- [STATED PROBLEM]: Gather every line in the items below that contains the string "visibility".

- [ITEMS]:
___
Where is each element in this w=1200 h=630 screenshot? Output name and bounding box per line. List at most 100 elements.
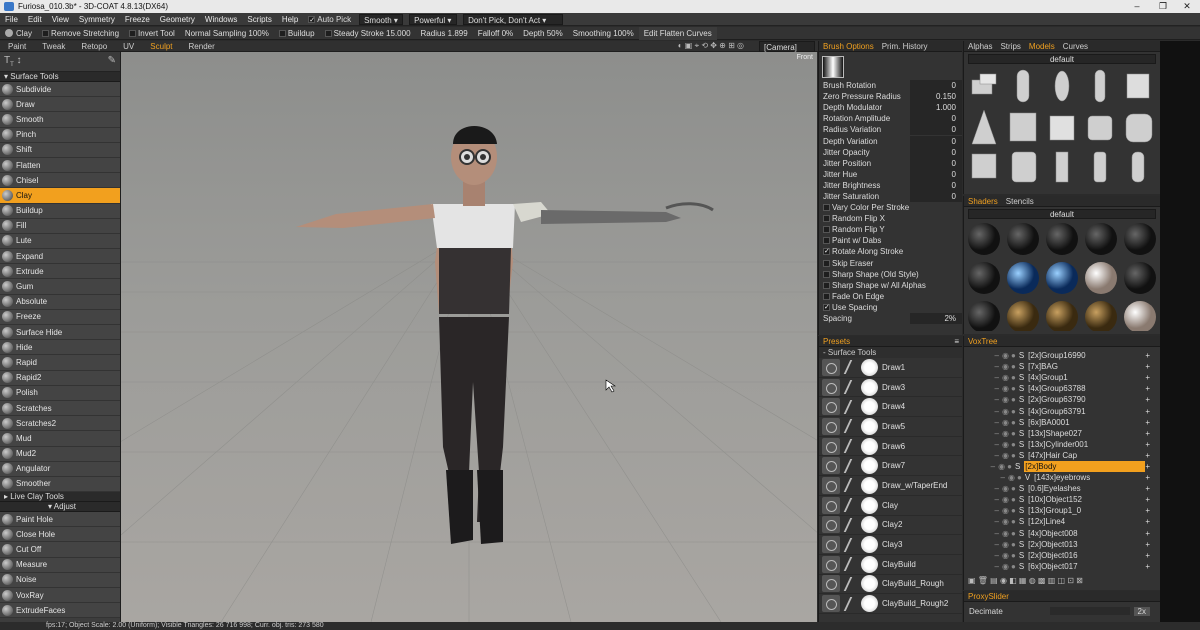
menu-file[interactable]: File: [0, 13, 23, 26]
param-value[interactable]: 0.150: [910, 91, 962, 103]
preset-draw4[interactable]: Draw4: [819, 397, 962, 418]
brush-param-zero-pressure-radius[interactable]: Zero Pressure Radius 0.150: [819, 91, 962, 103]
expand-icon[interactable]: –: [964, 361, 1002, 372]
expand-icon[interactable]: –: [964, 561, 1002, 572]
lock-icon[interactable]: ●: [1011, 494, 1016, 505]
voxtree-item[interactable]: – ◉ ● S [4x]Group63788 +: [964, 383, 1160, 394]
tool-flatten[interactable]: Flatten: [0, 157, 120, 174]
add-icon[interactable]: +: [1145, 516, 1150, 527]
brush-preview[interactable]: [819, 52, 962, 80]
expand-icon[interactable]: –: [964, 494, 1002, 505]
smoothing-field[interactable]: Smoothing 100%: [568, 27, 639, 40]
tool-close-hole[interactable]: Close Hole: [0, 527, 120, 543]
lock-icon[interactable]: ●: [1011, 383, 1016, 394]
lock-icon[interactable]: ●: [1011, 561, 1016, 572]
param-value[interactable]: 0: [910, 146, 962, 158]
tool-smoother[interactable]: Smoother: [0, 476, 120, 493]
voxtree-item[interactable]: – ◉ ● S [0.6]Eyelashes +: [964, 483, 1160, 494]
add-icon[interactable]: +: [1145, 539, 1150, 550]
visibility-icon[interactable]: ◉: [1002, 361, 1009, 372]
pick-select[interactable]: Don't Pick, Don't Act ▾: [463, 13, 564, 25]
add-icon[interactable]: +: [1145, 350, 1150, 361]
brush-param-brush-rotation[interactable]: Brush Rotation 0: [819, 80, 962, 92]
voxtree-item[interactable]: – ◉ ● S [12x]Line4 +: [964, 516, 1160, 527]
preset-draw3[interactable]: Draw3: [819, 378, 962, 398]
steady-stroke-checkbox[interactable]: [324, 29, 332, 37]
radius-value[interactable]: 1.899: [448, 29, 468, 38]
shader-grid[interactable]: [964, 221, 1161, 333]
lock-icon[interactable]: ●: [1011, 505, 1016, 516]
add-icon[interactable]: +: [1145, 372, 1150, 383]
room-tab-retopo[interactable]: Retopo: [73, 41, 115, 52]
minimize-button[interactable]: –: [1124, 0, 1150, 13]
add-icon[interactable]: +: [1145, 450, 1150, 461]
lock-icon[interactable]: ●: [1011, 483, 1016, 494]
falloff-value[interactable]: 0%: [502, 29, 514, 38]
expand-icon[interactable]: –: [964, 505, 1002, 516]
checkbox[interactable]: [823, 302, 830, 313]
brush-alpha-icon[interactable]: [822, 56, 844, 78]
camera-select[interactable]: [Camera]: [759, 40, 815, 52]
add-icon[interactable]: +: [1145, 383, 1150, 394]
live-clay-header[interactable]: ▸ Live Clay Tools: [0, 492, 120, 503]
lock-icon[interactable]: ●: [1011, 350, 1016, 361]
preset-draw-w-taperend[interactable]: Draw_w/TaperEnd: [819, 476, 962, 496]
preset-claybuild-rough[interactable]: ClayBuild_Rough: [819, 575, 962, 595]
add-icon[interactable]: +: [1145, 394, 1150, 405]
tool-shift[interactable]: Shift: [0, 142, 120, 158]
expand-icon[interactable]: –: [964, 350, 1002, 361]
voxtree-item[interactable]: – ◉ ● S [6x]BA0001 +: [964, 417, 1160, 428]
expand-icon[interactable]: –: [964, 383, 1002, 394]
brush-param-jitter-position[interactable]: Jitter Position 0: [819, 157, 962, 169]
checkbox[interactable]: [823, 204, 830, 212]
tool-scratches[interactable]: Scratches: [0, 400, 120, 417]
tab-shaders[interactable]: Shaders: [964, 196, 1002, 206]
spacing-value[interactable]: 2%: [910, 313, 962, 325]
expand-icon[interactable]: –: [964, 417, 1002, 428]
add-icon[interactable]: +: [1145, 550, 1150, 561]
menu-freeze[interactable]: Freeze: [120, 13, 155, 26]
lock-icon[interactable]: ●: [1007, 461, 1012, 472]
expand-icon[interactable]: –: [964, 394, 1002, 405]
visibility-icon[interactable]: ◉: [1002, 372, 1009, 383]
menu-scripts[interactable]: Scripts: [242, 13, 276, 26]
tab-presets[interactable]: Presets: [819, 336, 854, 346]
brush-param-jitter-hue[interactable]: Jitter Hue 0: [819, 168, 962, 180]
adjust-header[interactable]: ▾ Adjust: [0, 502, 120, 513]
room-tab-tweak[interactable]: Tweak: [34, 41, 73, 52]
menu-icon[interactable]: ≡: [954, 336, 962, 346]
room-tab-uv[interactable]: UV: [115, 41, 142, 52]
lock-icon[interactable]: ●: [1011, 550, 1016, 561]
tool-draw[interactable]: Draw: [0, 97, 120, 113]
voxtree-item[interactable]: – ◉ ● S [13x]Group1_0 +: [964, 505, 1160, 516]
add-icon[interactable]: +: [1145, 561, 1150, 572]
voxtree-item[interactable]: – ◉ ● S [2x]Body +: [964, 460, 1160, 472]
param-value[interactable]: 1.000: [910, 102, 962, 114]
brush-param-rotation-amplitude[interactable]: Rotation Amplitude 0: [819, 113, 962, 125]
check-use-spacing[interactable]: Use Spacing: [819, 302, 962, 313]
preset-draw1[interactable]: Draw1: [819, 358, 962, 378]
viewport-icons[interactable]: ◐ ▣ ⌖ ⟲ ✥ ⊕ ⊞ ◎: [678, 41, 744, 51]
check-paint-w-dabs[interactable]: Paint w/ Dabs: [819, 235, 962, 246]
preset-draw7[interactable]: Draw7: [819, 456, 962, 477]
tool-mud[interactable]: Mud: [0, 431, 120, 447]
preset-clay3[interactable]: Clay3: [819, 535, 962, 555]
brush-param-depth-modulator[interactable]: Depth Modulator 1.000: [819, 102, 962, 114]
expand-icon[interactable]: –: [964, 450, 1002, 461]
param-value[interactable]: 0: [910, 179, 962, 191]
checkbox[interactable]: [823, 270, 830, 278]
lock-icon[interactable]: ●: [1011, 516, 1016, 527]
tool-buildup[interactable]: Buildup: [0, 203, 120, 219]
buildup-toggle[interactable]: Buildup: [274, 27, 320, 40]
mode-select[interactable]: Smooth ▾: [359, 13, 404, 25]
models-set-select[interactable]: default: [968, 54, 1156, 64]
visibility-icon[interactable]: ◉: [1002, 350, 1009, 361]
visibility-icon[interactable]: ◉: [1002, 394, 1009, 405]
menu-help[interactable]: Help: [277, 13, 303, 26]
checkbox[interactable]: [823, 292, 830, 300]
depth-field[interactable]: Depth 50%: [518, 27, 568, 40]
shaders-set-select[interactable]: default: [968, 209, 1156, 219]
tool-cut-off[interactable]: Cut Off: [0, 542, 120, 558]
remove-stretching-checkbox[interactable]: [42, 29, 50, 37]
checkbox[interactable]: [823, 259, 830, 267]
___
- [REPLY]:
visibility-icon[interactable]: ◉: [1002, 361, 1009, 372]
visibility-icon[interactable]: ◉: [1002, 372, 1009, 383]
visibility-icon[interactable]: ◉: [1002, 350, 1009, 361]
visibility-icon[interactable]: ◉: [1002, 394, 1009, 405]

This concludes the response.